▸ SHORT TASK: Reproduce all the material exactly, minus any pictures it holds.

▸ Lines of data:
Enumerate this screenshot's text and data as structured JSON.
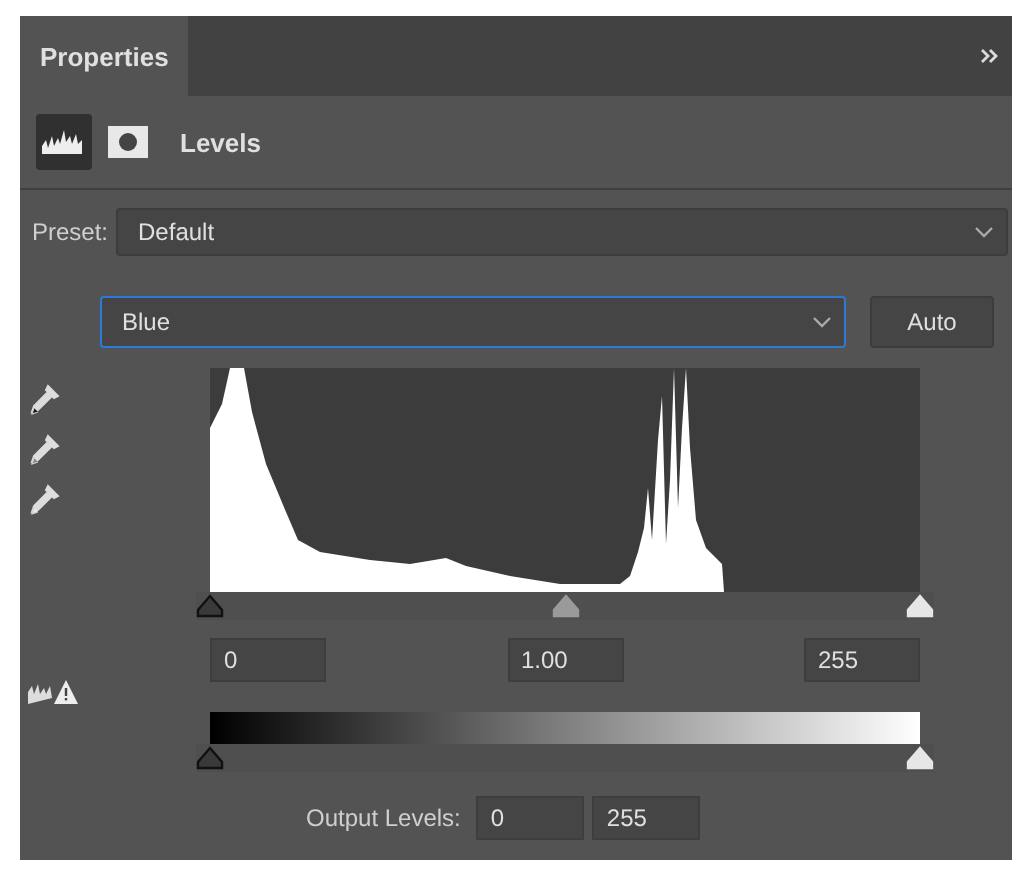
{
  "panel": {
    "tab": "Properties"
  },
  "header": {
    "title": "Levels"
  },
  "preset": {
    "label": "Preset:",
    "value": "Default"
  },
  "channel": {
    "value": "Blue",
    "focused": true
  },
  "auto_button": "Auto",
  "input_levels": {
    "sliders": [
      {
        "kind": "black",
        "level": 0
      },
      {
        "kind": "gray",
        "level": 0.5
      },
      {
        "kind": "white",
        "level": 1
      }
    ],
    "values": [
      "0",
      "1.00",
      "255"
    ]
  },
  "output_levels": {
    "sliders": [
      {
        "kind": "black",
        "level": 0
      },
      {
        "kind": "white",
        "level": 1
      }
    ],
    "label": "Output Levels:",
    "values": [
      "0",
      "255"
    ]
  }
}
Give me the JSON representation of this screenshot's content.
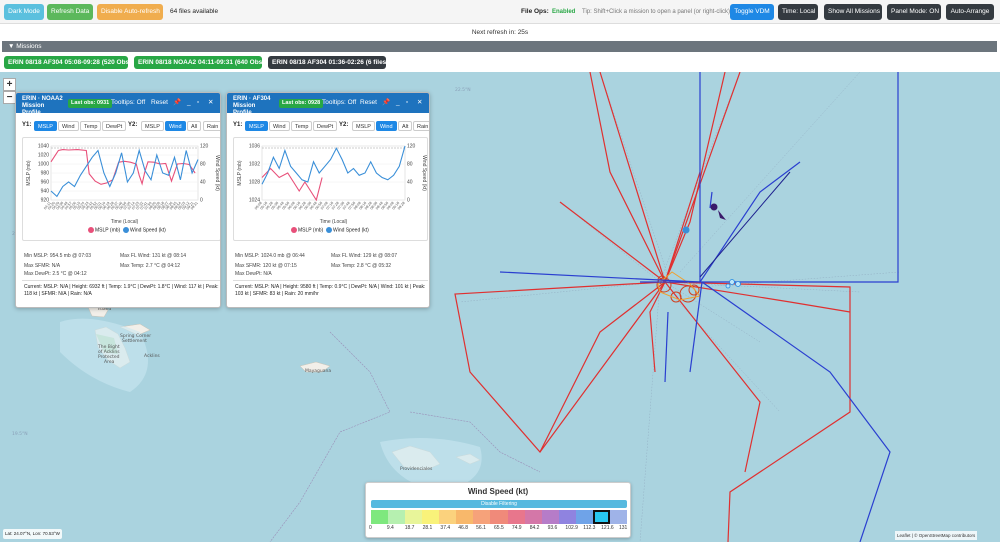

▸ FINISHED ANSWER:
Enumerate this screenshot's text and data as structured JSON.
{
  "panel": {
    "tab": "Properties"
  },
  "header": {
    "title": "Levels"
  },
  "preset": {
    "label": "Preset:",
    "value": "Default"
  },
  "channel": {
    "value": "Blue",
    "focused": true
  },
  "auto_button": "Auto",
  "input_levels": {
    "sliders": [
      {
        "kind": "black",
        "level": 0
      },
      {
        "kind": "gray",
        "level": 0.5
      },
      {
        "kind": "white",
        "level": 1
      }
    ],
    "values": [
      "0",
      "1.00",
      "255"
    ]
  },
  "output_levels": {
    "sliders": [
      {
        "kind": "black",
        "level": 0
      },
      {
        "kind": "white",
        "level": 1
      }
    ],
    "label": "Output Levels:",
    "values": [
      "0",
      "255"
    ]
  }
}
Give me the JSON representation of this screenshot's content.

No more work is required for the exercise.